Given problem: Output all lines exactly.

Data excerpts
===

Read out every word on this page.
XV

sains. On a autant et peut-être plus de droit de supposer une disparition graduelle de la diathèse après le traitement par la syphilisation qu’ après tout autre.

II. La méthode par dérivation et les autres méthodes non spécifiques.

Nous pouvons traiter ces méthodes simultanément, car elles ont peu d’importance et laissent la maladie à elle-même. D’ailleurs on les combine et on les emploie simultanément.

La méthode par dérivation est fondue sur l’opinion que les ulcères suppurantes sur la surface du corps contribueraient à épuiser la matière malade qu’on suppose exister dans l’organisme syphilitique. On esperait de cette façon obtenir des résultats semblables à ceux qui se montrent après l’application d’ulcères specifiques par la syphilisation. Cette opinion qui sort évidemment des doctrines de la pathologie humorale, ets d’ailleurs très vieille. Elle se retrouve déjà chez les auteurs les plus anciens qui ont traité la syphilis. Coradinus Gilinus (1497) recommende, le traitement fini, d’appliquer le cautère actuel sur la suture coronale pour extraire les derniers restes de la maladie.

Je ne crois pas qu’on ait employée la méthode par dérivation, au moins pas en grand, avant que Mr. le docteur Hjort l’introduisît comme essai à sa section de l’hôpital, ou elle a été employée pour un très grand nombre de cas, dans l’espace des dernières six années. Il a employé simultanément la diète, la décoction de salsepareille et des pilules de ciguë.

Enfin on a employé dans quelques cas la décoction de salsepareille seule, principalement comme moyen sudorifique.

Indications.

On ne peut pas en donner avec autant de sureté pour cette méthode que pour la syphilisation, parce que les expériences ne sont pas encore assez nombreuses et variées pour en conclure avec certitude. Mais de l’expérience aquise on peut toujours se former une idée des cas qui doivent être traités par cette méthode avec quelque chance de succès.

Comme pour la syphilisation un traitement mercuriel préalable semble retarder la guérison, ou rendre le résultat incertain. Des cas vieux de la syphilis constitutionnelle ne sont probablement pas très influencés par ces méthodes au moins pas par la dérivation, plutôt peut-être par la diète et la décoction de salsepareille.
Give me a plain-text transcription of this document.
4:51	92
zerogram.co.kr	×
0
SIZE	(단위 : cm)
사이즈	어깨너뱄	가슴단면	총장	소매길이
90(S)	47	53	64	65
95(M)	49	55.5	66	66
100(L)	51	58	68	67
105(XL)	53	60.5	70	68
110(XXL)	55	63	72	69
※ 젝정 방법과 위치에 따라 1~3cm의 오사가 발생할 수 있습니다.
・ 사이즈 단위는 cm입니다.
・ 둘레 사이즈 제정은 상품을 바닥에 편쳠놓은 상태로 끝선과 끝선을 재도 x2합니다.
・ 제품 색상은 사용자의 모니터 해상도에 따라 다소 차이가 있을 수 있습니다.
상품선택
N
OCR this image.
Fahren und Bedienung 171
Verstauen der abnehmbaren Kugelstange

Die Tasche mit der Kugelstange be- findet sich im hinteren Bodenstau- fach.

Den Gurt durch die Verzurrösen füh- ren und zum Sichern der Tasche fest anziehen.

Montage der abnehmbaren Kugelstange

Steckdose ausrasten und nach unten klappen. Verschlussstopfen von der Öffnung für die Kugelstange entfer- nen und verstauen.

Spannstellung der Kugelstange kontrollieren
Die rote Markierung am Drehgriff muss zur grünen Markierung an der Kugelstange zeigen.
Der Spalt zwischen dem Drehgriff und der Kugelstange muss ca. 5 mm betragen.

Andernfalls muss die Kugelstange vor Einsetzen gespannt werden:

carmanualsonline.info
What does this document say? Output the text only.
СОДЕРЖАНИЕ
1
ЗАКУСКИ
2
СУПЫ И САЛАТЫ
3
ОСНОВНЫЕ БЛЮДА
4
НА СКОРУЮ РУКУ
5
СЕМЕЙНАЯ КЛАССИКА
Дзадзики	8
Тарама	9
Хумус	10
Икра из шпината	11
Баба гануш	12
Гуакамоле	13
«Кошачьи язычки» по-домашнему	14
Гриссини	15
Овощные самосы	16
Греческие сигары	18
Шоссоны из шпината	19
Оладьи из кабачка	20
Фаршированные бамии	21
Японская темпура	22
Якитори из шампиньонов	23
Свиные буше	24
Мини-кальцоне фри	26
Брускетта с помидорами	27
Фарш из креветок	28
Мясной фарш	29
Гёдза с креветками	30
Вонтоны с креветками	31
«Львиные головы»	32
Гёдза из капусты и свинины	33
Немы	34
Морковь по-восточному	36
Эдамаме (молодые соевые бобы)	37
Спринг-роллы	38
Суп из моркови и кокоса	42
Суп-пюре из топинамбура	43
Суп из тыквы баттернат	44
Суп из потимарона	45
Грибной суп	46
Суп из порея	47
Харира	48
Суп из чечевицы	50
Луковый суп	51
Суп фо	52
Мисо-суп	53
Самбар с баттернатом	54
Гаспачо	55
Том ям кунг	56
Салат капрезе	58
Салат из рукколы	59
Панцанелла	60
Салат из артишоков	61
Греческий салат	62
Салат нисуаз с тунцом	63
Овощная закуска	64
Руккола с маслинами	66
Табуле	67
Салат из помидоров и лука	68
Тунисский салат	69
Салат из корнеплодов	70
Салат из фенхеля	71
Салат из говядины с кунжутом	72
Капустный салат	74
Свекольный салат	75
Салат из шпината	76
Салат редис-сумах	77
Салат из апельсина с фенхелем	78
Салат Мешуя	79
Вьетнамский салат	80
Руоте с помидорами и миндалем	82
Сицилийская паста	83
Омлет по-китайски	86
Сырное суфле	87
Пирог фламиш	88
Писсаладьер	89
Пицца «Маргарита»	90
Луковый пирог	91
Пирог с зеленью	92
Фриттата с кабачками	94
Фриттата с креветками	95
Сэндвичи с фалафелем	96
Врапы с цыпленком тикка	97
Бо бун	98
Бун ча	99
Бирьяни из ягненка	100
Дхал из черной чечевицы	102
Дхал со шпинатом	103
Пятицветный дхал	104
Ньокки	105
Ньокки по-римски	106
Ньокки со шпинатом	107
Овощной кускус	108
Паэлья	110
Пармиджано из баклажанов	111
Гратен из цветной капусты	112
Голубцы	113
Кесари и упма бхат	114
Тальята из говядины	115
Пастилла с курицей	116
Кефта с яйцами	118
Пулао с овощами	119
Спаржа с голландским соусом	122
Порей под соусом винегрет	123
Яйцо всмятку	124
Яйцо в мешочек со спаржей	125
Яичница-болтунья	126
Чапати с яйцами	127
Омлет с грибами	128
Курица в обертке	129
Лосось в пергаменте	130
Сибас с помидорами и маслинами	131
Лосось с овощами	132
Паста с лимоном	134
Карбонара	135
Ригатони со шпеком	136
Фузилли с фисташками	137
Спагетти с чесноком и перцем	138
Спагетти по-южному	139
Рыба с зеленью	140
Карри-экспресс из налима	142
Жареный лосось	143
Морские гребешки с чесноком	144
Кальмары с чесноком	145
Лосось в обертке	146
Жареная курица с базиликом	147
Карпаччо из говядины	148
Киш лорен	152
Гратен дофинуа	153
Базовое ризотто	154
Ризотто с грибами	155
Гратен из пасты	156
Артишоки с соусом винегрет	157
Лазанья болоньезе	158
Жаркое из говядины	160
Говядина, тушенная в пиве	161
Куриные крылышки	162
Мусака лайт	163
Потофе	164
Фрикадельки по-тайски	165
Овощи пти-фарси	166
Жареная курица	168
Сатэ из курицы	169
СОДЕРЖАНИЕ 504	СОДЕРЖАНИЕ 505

===

Output of the task:
Read out every word on this page.
XV

sains. On a autant et peut-être plus de droit de supposer une disparition graduelle de la diathèse après le traitement par la syphilisation qu’ après tout autre.

II. La méthode par dérivation et les autres méthodes non spécifiques.

Nous pouvons traiter ces méthodes simultanément, car elles ont peu d’importance et laissent la maladie à elle-même. D’ailleurs on les combine et on les emploie simultanément.

La méthode par dérivation est fondue sur l’opinion que les ulcères suppurantes sur la surface du corps contribueraient à épuiser la matière malade qu’on suppose exister dans l’organisme syphilitique. On esperait de cette façon obtenir des résultats semblables à ceux qui se montrent après l’application d’ulcères specifiques par la syphilisation. Cette opinion qui sort évidemment des doctrines de la pathologie humorale, ets d’ailleurs très vieille. Elle se retrouve déjà chez les auteurs les plus anciens qui ont traité la syphilis. Coradinus Gilinus (1497) recommende, le traitement fini, d’appliquer le cautère actuel sur la suture coronale pour extraire les derniers restes de la maladie.

Je ne crois pas qu’on ait employée la méthode par dérivation, au moins pas en grand, avant que Mr. le docteur Hjort l’introduisît comme essai à sa section de l’hôpital, ou elle a été employée pour un très grand nombre de cas, dans l’espace des dernières six années. Il a employé simultanément la diète, la décoction de salsepareille et des pilules de ciguë.

Enfin on a employé dans quelques cas la décoction de salsepareille seule, principalement comme moyen sudorifique.

Indications.

On ne peut pas en donner avec autant de sureté pour cette méthode que pour la syphilisation, parce que les expériences ne sont pas encore assez nombreuses et variées pour en conclure avec certitude. Mais de l’expérience aquise on peut toujours se former une idée des cas qui doivent être traités par cette méthode avec quelque chance de succès.

Comme pour la syphilisation un traitement mercuriel préalable semble retarder la guérison, ou rendre le résultat incertain. Des cas vieux de la syphilis constitutionnelle ne sont probablement pas très influencés par ces méthodes au moins pas par la dérivation, plutôt peut-être par la diète et la décoction de salsepareille.
Give me a plain-text transcription of this document.
4:51	92
zerogram.co.kr	×
0
SIZE	(단위 : cm)
사이즈	어깨너뱄	가슴단면	총장	소매길이
90(S)	47	53	64	65
95(M)	49	55.5	66	66
100(L)	51	58	68	67
105(XL)	53	60.5	70	68
110(XXL)	55	63	72	69
※ 젝정 방법과 위치에 따라 1~3cm의 오사가 발생할 수 있습니다.
・ 사이즈 단위는 cm입니다.
・ 둘레 사이즈 제정은 상품을 바닥에 편쳠놓은 상태로 끝선과 끝선을 재도 x2합니다.
・ 제품 색상은 사용자의 모니터 해상도에 따라 다소 차이가 있을 수 있습니다.
상품선택
N
OCR this image.
Fahren und Bedienung 171
Verstauen der abnehmbaren Kugelstange

Die Tasche mit der Kugelstange be- findet sich im hinteren Bodenstau- fach.

Den Gurt durch die Verzurrösen füh- ren und zum Sichern der Tasche fest anziehen.

Montage der abnehmbaren Kugelstange

Steckdose ausrasten und nach unten klappen. Verschlussstopfen von der Öffnung für die Kugelstange entfer- nen und verstauen.

Spannstellung der Kugelstange kontrollieren
Die rote Markierung am Drehgriff muss zur grünen Markierung an der Kugelstange zeigen.
Der Spalt zwischen dem Drehgriff und der Kugelstange muss ca. 5 mm betragen.

Andernfalls muss die Kugelstange vor Einsetzen gespannt werden:

carmanualsonline.info
What does this document say? Output the text only.
СОДЕРЖАНИЕ
1
ЗАКУСКИ
2
СУПЫ И САЛАТЫ
3
ОСНОВНЫЕ БЛЮДА
4
НА СКОРУЮ РУКУ
5
СЕМЕЙНАЯ КЛАССИКА
Дзадзики	8
Тарама	9
Хумус	10
Икра из шпината	11
Баба гануш	12
Гуакамоле	13
«Кошачьи язычки» по-домашнему	14
Гриссини	15
Овощные самосы	16
Греческие сигары	18
Шоссоны из шпината	19
Оладьи из кабачка	20
Фаршированные бамии	21
Японская темпура	22
Якитори из шампиньонов	23
Свиные буше	24
Мини-кальцоне фри	26
Брускетта с помидорами	27
Фарш из креветок	28
Мясной фарш	29
Гёдза с креветками	30
Вонтоны с креветками	31
«Львиные головы»	32
Гёдза из капусты и свинины	33
Немы	34
Морковь по-восточному	36
Эдамаме (молодые соевые бобы)	37
Спринг-роллы	38
Суп из моркови и кокоса	42
Суп-пюре из топинамбура	43
Суп из тыквы баттернат	44
Суп из потимарона	45
Грибной суп	46
Суп из порея	47
Харира	48
Суп из чечевицы	50
Луковый суп	51
Суп фо	52
Мисо-суп	53
Самбар с баттернатом	54
Гаспачо	55
Том ям кунг	56
Салат капрезе	58
Салат из рукколы	59
Панцанелла	60
Салат из артишоков	61
Греческий салат	62
Салат нисуаз с тунцом	63
Овощная закуска	64
Руккола с маслинами	66
Табуле	67
Салат из помидоров и лука	68
Тунисский салат	69
Салат из корнеплодов	70
Салат из фенхеля	71
Салат из говядины с кунжутом	72
Капустный салат	74
Свекольный салат	75
Салат из шпината	76
Салат редис-сумах	77
Салат из апельсина с фенхелем	78
Салат Мешуя	79
Вьетнамский салат	80
Руоте с помидорами и миндалем	82
Сицилийская паста	83
Омлет по-китайски	86
Сырное суфле	87
Пирог фламиш	88
Писсаладьер	89
Пицца «Маргарита»	90
Луковый пирог	91
Пирог с зеленью	92
Фриттата с кабачками	94
Фриттата с креветками	95
Сэндвичи с фалафелем	96
Врапы с цыпленком тикка	97
Бо бун	98
Бун ча	99
Бирьяни из ягненка	100
Дхал из черной чечевицы	102
Дхал со шпинатом	103
Пятицветный дхал	104
Ньокки	105
Ньокки по-римски	106
Ньокки со шпинатом	107
Овощной кускус	108
Паэлья	110
Пармиджано из баклажанов	111
Гратен из цветной капусты	112
Голубцы	113
Кесари и упма бхат	114
Тальята из говядины	115
Пастилла с курицей	116
Кефта с яйцами	118
Пулао с овощами	119
Спаржа с голландским соусом	122
Порей под соусом винегрет	123
Яйцо всмятку	124
Яйцо в мешочек со спаржей	125
Яичница-болтунья	126
Чапати с яйцами	127
Омлет с грибами	128
Курица в обертке	129
Лосось в пергаменте	130
Сибас с помидорами и маслинами	131
Лосось с овощами	132
Паста с лимоном	134
Карбонара	135
Ригатони со шпеком	136
Фузилли с фисташками	137
Спагетти с чесноком и перцем	138
Спагетти по-южному	139
Рыба с зеленью	140
Карри-экспресс из налима	142
Жареный лосось	143
Морские гребешки с чесноком	144
Кальмары с чесноком	145
Лосось в обертке	146
Жареная курица с базиликом	147
Карпаччо из говядины	148
Киш лорен	152
Гратен дофинуа	153
Базовое ризотто	154
Ризотто с грибами	155
Гратен из пасты	156
Артишоки с соусом винегрет	157
Лазанья болоньезе	158
Жаркое из говядины	160
Говядина, тушенная в пиве	161
Куриные крылышки	162
Мусака лайт	163
Потофе	164
Фрикадельки по-тайски	165
Овощи пти-фарси	166
Жареная курица	168
Сатэ из курицы	169
СОДЕРЖАНИЕ 504	СОДЕРЖАНИЕ 505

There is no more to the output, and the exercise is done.